#### Stored data ####

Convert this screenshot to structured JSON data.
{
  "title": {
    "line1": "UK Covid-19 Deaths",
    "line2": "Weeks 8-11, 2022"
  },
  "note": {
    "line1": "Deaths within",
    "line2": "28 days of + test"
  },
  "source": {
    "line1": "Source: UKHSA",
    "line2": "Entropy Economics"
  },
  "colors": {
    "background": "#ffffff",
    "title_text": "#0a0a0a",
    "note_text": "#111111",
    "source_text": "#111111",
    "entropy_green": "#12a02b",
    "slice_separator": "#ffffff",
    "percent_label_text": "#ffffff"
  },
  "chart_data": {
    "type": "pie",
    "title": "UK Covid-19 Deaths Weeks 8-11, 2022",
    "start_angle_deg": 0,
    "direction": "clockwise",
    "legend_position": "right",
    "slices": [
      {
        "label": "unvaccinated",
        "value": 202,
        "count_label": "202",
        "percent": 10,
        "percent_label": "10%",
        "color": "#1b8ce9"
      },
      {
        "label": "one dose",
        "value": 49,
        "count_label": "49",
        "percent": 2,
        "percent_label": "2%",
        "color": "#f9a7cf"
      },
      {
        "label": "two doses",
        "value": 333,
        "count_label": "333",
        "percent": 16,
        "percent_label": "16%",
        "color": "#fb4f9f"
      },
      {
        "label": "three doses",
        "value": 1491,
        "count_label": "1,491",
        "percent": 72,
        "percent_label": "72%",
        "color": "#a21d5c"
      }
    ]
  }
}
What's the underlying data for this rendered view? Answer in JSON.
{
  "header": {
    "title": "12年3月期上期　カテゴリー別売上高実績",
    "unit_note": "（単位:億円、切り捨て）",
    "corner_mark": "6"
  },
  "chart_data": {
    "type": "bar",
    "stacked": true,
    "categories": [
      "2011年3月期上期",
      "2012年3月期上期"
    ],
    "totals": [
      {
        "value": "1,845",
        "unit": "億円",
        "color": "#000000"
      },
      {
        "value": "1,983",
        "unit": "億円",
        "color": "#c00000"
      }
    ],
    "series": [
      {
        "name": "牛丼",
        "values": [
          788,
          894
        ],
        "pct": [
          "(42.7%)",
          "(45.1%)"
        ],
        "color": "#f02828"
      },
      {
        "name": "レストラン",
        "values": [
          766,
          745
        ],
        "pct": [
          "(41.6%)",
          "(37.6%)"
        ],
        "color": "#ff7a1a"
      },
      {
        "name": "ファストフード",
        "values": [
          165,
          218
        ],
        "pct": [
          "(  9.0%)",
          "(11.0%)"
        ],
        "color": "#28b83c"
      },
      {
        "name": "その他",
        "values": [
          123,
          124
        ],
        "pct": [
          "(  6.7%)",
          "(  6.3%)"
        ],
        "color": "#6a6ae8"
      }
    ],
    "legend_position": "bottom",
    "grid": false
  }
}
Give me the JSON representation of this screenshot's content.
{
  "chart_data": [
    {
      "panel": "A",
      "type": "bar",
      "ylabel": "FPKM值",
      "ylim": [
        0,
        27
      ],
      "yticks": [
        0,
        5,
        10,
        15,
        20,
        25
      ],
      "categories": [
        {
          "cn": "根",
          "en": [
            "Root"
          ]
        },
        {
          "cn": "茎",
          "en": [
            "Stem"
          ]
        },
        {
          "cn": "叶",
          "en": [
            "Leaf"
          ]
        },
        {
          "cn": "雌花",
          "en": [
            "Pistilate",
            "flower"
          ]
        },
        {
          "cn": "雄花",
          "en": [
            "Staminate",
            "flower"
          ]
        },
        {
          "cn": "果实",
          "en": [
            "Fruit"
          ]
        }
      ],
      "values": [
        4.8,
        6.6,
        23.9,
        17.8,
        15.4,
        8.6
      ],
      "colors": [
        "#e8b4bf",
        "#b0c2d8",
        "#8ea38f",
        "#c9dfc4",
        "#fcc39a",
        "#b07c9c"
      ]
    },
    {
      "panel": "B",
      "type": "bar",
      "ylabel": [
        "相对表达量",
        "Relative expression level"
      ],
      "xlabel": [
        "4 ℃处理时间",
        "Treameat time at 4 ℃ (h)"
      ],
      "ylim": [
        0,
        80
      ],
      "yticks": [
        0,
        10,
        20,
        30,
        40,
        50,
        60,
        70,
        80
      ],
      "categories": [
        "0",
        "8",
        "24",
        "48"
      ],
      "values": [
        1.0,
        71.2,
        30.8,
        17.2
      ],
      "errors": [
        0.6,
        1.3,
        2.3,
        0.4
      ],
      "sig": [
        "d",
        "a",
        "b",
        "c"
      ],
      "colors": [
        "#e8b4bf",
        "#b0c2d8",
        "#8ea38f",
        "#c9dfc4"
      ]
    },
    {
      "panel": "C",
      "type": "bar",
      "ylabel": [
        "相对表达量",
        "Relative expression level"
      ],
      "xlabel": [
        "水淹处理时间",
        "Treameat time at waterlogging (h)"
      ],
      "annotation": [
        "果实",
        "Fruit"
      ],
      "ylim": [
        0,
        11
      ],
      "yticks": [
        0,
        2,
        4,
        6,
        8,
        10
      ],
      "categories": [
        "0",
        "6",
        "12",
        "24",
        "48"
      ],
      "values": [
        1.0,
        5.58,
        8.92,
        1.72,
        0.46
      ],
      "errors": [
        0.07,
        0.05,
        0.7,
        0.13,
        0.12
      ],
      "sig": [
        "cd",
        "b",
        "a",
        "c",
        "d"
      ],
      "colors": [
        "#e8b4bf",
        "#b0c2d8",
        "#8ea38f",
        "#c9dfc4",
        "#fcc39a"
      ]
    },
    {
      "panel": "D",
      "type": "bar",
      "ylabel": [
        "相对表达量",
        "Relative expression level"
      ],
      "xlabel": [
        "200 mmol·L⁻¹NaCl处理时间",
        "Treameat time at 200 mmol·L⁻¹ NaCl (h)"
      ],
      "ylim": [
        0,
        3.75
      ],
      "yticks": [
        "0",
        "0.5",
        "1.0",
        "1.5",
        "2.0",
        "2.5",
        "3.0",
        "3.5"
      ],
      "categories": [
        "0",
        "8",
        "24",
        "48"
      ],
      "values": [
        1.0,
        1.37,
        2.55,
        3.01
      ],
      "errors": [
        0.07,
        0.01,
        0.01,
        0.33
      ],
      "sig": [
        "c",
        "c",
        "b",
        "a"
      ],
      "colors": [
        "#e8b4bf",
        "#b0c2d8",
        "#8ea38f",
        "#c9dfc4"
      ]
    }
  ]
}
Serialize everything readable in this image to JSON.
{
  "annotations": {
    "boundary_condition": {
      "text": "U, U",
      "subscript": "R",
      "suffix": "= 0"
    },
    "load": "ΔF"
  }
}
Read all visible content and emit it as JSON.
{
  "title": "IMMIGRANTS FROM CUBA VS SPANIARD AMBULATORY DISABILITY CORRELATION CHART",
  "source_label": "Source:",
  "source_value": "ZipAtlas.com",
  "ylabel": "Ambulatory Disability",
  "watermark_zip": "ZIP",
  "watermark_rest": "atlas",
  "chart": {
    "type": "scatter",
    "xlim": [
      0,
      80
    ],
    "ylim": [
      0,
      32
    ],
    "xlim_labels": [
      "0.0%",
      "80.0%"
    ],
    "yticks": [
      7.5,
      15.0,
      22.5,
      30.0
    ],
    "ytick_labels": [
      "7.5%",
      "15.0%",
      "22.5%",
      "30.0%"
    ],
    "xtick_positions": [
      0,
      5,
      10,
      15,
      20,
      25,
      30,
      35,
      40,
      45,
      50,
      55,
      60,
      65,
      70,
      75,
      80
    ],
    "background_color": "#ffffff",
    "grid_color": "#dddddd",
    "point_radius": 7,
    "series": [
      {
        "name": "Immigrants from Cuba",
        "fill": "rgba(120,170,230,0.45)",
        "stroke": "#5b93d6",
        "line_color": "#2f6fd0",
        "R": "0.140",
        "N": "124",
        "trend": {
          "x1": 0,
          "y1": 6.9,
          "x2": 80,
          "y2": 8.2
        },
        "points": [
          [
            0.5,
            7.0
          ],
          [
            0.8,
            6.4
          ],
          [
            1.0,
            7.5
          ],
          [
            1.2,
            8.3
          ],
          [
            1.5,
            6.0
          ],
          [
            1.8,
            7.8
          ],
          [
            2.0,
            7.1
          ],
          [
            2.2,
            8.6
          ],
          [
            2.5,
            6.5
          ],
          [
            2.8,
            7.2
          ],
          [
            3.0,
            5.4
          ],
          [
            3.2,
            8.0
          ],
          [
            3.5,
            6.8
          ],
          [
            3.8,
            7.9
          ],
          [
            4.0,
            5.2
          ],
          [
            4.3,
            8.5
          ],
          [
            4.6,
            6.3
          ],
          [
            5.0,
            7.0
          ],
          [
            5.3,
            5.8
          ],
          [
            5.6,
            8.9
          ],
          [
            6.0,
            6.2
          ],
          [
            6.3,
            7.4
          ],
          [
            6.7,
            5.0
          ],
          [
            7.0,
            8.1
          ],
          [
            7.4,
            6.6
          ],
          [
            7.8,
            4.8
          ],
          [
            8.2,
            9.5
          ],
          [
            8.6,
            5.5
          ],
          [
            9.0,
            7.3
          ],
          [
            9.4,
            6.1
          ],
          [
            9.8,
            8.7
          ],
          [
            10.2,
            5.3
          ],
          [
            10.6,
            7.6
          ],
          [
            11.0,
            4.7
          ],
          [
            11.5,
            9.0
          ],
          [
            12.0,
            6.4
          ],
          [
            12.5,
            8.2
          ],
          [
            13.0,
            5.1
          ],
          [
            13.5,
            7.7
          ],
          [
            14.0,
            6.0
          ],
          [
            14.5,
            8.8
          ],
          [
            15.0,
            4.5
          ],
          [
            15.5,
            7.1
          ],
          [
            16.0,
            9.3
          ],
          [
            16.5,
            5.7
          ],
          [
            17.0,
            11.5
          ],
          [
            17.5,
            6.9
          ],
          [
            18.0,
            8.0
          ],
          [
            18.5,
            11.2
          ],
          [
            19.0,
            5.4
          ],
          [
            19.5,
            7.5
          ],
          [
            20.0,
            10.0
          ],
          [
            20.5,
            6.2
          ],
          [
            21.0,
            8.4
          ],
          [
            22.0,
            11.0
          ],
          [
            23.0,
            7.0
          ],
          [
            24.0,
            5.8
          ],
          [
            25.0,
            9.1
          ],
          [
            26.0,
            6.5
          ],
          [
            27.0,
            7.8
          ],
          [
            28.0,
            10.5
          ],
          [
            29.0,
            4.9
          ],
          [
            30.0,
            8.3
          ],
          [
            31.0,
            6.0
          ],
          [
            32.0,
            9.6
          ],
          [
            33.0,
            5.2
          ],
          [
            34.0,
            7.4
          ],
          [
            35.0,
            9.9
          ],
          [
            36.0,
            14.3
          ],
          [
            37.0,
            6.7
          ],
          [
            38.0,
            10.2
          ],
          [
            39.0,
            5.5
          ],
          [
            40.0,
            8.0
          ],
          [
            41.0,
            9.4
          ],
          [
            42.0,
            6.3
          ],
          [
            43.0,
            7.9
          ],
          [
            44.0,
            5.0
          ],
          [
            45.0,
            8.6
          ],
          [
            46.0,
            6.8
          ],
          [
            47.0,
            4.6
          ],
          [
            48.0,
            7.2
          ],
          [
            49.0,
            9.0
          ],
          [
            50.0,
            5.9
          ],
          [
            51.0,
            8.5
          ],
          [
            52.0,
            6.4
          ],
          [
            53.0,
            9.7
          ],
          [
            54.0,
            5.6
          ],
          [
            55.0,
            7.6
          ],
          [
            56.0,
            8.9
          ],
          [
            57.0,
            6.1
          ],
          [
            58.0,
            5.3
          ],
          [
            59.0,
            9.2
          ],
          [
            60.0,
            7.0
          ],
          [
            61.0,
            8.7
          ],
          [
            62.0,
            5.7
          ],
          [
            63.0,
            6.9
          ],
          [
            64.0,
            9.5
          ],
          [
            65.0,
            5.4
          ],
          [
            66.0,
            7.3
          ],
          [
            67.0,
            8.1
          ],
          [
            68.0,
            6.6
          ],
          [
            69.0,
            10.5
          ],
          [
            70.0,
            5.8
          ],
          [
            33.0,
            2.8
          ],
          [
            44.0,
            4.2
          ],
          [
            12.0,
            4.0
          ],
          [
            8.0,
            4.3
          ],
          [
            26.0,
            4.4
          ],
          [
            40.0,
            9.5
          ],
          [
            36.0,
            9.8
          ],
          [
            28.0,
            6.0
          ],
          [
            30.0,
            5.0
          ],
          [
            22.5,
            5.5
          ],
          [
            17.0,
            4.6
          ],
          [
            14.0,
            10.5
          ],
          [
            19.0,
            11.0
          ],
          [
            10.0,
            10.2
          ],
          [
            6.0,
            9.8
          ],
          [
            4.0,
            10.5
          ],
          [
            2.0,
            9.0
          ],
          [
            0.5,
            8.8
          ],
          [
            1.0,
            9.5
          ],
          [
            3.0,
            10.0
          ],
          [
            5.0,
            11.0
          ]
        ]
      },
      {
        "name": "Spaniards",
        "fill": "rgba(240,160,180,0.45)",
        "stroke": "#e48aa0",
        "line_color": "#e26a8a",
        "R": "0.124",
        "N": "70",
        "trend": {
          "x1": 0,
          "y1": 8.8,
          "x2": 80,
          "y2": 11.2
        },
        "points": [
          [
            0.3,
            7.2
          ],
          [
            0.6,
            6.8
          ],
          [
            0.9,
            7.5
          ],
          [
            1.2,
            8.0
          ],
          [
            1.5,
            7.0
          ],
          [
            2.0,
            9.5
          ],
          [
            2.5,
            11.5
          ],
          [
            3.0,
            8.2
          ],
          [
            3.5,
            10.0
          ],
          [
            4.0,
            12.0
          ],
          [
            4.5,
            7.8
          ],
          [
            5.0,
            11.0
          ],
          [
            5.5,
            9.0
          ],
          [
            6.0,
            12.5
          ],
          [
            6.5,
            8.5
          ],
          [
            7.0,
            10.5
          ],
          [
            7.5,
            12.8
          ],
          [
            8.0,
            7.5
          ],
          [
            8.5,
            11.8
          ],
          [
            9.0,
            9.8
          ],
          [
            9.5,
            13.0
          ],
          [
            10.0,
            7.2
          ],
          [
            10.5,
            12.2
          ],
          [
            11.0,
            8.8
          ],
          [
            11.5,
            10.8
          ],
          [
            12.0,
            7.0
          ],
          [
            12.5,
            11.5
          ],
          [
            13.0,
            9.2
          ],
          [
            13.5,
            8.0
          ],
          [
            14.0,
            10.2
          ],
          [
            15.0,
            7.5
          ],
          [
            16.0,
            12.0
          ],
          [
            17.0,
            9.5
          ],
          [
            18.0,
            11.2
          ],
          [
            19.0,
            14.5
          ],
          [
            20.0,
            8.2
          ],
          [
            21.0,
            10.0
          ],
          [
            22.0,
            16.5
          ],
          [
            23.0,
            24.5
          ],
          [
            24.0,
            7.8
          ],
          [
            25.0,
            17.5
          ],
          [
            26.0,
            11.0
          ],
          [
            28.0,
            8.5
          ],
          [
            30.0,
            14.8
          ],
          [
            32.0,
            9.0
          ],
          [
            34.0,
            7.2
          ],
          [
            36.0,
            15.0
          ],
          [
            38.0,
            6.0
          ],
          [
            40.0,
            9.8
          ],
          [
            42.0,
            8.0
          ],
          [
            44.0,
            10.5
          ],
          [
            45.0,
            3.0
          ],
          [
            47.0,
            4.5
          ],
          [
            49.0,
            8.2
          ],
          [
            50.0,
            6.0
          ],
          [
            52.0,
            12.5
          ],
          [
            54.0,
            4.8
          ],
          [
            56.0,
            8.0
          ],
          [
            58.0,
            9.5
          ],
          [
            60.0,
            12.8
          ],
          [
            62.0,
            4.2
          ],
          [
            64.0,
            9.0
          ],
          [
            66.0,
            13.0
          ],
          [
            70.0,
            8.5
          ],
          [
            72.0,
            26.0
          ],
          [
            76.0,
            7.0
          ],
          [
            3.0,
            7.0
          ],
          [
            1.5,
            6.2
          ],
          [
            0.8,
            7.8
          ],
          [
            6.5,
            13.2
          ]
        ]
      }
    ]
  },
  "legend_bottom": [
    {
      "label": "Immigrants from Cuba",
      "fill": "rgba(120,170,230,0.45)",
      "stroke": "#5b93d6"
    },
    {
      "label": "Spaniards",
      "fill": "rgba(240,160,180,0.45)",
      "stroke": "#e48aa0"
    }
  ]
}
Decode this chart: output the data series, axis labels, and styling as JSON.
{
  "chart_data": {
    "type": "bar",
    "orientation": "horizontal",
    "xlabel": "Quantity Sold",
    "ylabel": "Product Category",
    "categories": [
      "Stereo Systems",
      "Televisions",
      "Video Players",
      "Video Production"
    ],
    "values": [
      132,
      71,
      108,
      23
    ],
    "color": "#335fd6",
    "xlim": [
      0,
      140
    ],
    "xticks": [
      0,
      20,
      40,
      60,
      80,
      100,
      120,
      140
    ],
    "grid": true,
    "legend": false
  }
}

####

- Task objective -
Among the lines above, count those containing the word "Treameat" and give nothing but the result.

- Solution below -
3